Given records:
□ □ □
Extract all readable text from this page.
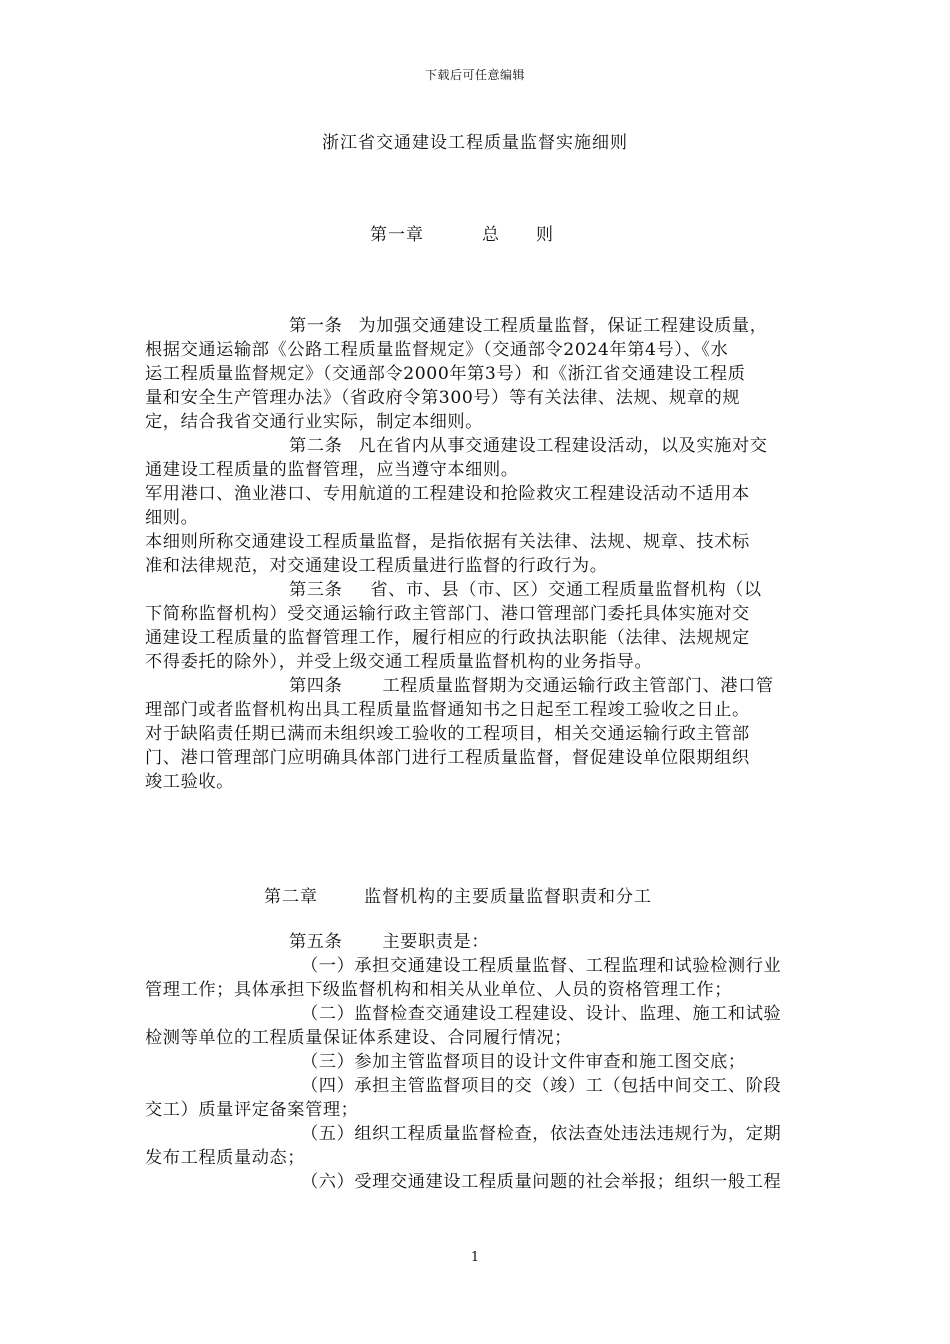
下载后可任意编辑
浙江省交通建设工程质量监督实施细则
第一章	总 则
第一条 为加强交通建设工程质量监督，保证工程建设质量，
根据交通运输部《公路工程质量监督规定》（交通部令2024年第4号）、《水
运工程质量监督规定》（交通部令2000年第3号）和《浙江省交通建设工程质
量和安全生产管理办法》（省政府令第300号）等有关法律、法规、规章的规
定，结合我省交通行业实际，制定本细则。
第二条 凡在省内从事交通建设工程建设活动，以及实施对交
通建设工程质量的监督管理，应当遵守本细则。
军用港口、渔业港口、专用航道的工程建设和抢险救灾工程建设活动不适用本
细则。
本细则所称交通建设工程质量监督，是指依据有关法律、法规、规章、技术标
准和法律规范，对交通建设工程质量进行监督的行政行为。
第三条 省、市、县（市、区）交通工程质量监督机构（以
下简称监督机构）受交通运输行政主管部门、港口管理部门委托具体实施对交
通建设工程质量的监督管理工作，履行相应的行政执法职能（法律、法规规定
不得委托的除外），并受上级交通工程质量监督机构的业务指导。
第四条 工程质量监督期为交通运输行政主管部门、港口管
理部门或者监督机构出具工程质量监督通知书之日起至工程竣工验收之日止。
对于缺陷责任期已满而未组织竣工验收的工程项目，相关交通运输行政主管部
门、港口管理部门应明确具体部门进行工程质量监督，督促建设单位限期组织
竣工验收。
第二章	监督机构的主要质量监督职责和分工
第五条 主要职责是：
（一）承担交通建设工程质量监督、工程监理和试验检测行业
管理工作；具体承担下级监督机构和相关从业单位、人员的资格管理工作；
（二）监督检查交通建设工程建设、设计、监理、施工和试验
检测等单位的工程质量保证体系建设、合同履行情况；
（三）参加主管监督项目的设计文件审查和施工图交底；
（四）承担主管监督项目的交（竣）工（包括中间交工、阶段
交工）质量评定备案管理；
（五）组织工程质量监督检查，依法查处违法违规行为，定期
发布工程质量动态；
（六）受理交通建设工程质量问题的社会举报；组织一般工程
1
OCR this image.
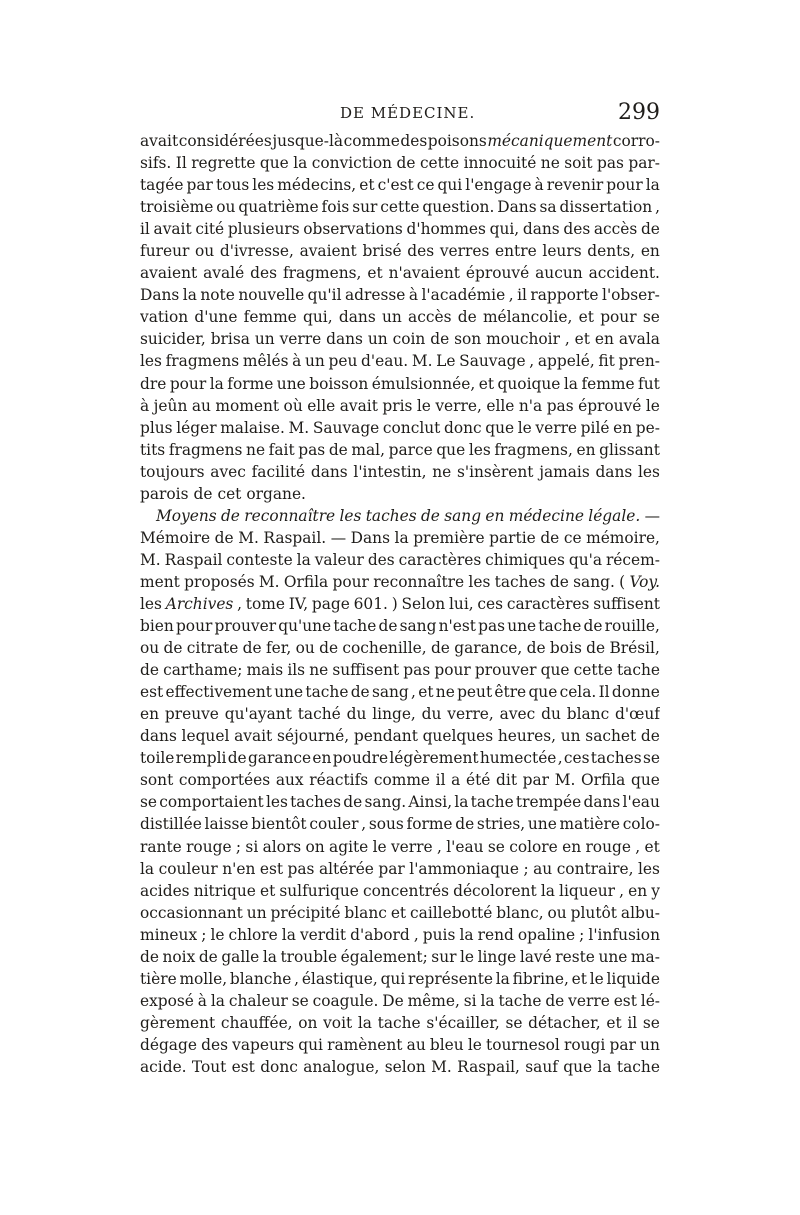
DE MÉDECINE.	299
avait considérées jusque-là comme des poisons mécaniquement corro-
sifs. Il regrette que la conviction de cette innocuité ne soit pas par-
tagée par tous les médecins, et c'est ce qui l'engage à revenir pour la
troisième ou quatrième fois sur cette question. Dans sa dissertation ,
il avait cité plusieurs observations d'hommes qui, dans des accès de
fureur ou d'ivresse, avaient brisé des verres entre leurs dents, en
avaient avalé des fragmens, et n'avaient éprouvé aucun accident.
Dans la note nouvelle qu'il adresse à l'académie , il rapporte l'obser-
vation d'une femme qui, dans un accès de mélancolie, et pour se
suicider, brisa un verre dans un coin de son mouchoir , et en avala
les fragmens mêlés à un peu d'eau. M. Le Sauvage , appelé, fit pren-
dre pour la forme une boisson émulsionnée, et quoique la femme fut
à jeûn au moment où elle avait pris le verre, elle n'a pas éprouvé le
plus léger malaise. M. Sauvage conclut donc que le verre pilé en pe-
tits fragmens ne fait pas de mal, parce que les fragmens, en glissant
toujours avec facilité dans l'intestin, ne s'insèrent jamais dans les
parois de cet organe.
Moyens de reconnaître les taches de sang en médecine légale. —
Mémoire de M. Raspail. — Dans la première partie de ce mémoire,
M. Raspail conteste la valeur des caractères chimiques qu'a récem-
ment proposés M. Orfila pour reconnaître les taches de sang. ( Voy.
les Archives , tome IV, page 601. ) Selon lui, ces caractères suffisent
bien pour prouver qu'une tache de sang n'est pas une tache de rouille,
ou de citrate de fer, ou de cochenille, de garance, de bois de Brésil,
de carthame; mais ils ne suffisent pas pour prouver que cette tache
est effectivement une tache de sang , et ne peut être que cela. Il donne
en preuve qu'ayant taché du linge, du verre, avec du blanc d'œuf
dans lequel avait séjourné, pendant quelques heures, un sachet de
toile rempli de garance en poudre légèrement humectée , ces taches se
sont comportées aux réactifs comme il a été dit par M. Orfila que
se comportaient les taches de sang. Ainsi, la tache trempée dans l'eau
distillée laisse bientôt couler , sous forme de stries, une matière colo-
rante rouge ; si alors on agite le verre , l'eau se colore en rouge , et
la couleur n'en est pas altérée par l'ammoniaque ; au contraire, les
acides nitrique et sulfurique concentrés décolorent la liqueur , en y
occasionnant un précipité blanc et caillebotté blanc, ou plutôt albu-
mineux ; le chlore la verdit d'abord , puis la rend opaline ; l'infusion
de noix de galle la trouble également; sur le linge lavé reste une ma-
tière molle, blanche , élastique, qui représente la fibrine, et le liquide
exposé à la chaleur se coagule. De même, si la tache de verre est lé-
gèrement chauffée, on voit la tache s'écailler, se détacher, et il se
dégage des vapeurs qui ramènent au bleu le tournesol rougi par un
acide. Tout est donc analogue, selon M. Raspail, sauf que la tache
□ □ □
Reproduce the full listing above verbatim, with no pictures included.

Final answer:
Extract all readable text from this page.
下载后可任意编辑
浙江省交通建设工程质量监督实施细则
第一章	总 则
第一条 为加强交通建设工程质量监督，保证工程建设质量，
根据交通运输部《公路工程质量监督规定》（交通部令2024年第4号）、《水
运工程质量监督规定》（交通部令2000年第3号）和《浙江省交通建设工程质
量和安全生产管理办法》（省政府令第300号）等有关法律、法规、规章的规
定，结合我省交通行业实际，制定本细则。
第二条 凡在省内从事交通建设工程建设活动，以及实施对交
通建设工程质量的监督管理，应当遵守本细则。
军用港口、渔业港口、专用航道的工程建设和抢险救灾工程建设活动不适用本
细则。
本细则所称交通建设工程质量监督，是指依据有关法律、法规、规章、技术标
准和法律规范，对交通建设工程质量进行监督的行政行为。
第三条 省、市、县（市、区）交通工程质量监督机构（以
下简称监督机构）受交通运输行政主管部门、港口管理部门委托具体实施对交
通建设工程质量的监督管理工作，履行相应的行政执法职能（法律、法规规定
不得委托的除外），并受上级交通工程质量监督机构的业务指导。
第四条 工程质量监督期为交通运输行政主管部门、港口管
理部门或者监督机构出具工程质量监督通知书之日起至工程竣工验收之日止。
对于缺陷责任期已满而未组织竣工验收的工程项目，相关交通运输行政主管部
门、港口管理部门应明确具体部门进行工程质量监督，督促建设单位限期组织
竣工验收。
第二章	监督机构的主要质量监督职责和分工
第五条 主要职责是：
（一）承担交通建设工程质量监督、工程监理和试验检测行业
管理工作；具体承担下级监督机构和相关从业单位、人员的资格管理工作；
（二）监督检查交通建设工程建设、设计、监理、施工和试验
检测等单位的工程质量保证体系建设、合同履行情况；
（三）参加主管监督项目的设计文件审查和施工图交底；
（四）承担主管监督项目的交（竣）工（包括中间交工、阶段
交工）质量评定备案管理；
（五）组织工程质量监督检查，依法查处违法违规行为，定期
发布工程质量动态；
（六）受理交通建设工程质量问题的社会举报；组织一般工程
1
OCR this image.
DE MÉDECINE.	299
avait considérées jusque-là comme des poisons mécaniquement corro-
sifs. Il regrette que la conviction de cette innocuité ne soit pas par-
tagée par tous les médecins, et c'est ce qui l'engage à revenir pour la
troisième ou quatrième fois sur cette question. Dans sa dissertation ,
il avait cité plusieurs observations d'hommes qui, dans des accès de
fureur ou d'ivresse, avaient brisé des verres entre leurs dents, en
avaient avalé des fragmens, et n'avaient éprouvé aucun accident.
Dans la note nouvelle qu'il adresse à l'académie , il rapporte l'obser-
vation d'une femme qui, dans un accès de mélancolie, et pour se
suicider, brisa un verre dans un coin de son mouchoir , et en avala
les fragmens mêlés à un peu d'eau. M. Le Sauvage , appelé, fit pren-
dre pour la forme une boisson émulsionnée, et quoique la femme fut
à jeûn au moment où elle avait pris le verre, elle n'a pas éprouvé le
plus léger malaise. M. Sauvage conclut donc que le verre pilé en pe-
tits fragmens ne fait pas de mal, parce que les fragmens, en glissant
toujours avec facilité dans l'intestin, ne s'insèrent jamais dans les
parois de cet organe.
Moyens de reconnaître les taches de sang en médecine légale. —
Mémoire de M. Raspail. — Dans la première partie de ce mémoire,
M. Raspail conteste la valeur des caractères chimiques qu'a récem-
ment proposés M. Orfila pour reconnaître les taches de sang. ( Voy.
les Archives , tome IV, page 601. ) Selon lui, ces caractères suffisent
bien pour prouver qu'une tache de sang n'est pas une tache de rouille,
ou de citrate de fer, ou de cochenille, de garance, de bois de Brésil,
de carthame; mais ils ne suffisent pas pour prouver que cette tache
est effectivement une tache de sang , et ne peut être que cela. Il donne
en preuve qu'ayant taché du linge, du verre, avec du blanc d'œuf
dans lequel avait séjourné, pendant quelques heures, un sachet de
toile rempli de garance en poudre légèrement humectée , ces taches se
sont comportées aux réactifs comme il a été dit par M. Orfila que
se comportaient les taches de sang. Ainsi, la tache trempée dans l'eau
distillée laisse bientôt couler , sous forme de stries, une matière colo-
rante rouge ; si alors on agite le verre , l'eau se colore en rouge , et
la couleur n'en est pas altérée par l'ammoniaque ; au contraire, les
acides nitrique et sulfurique concentrés décolorent la liqueur , en y
occasionnant un précipité blanc et caillebotté blanc, ou plutôt albu-
mineux ; le chlore la verdit d'abord , puis la rend opaline ; l'infusion
de noix de galle la trouble également; sur le linge lavé reste une ma-
tière molle, blanche , élastique, qui représente la fibrine, et le liquide
exposé à la chaleur se coagule. De même, si la tache de verre est lé-
gèrement chauffée, on voit la tache s'écailler, se détacher, et il se
dégage des vapeurs qui ramènent au bleu le tournesol rougi par un
acide. Tout est donc analogue, selon M. Raspail, sauf que la tache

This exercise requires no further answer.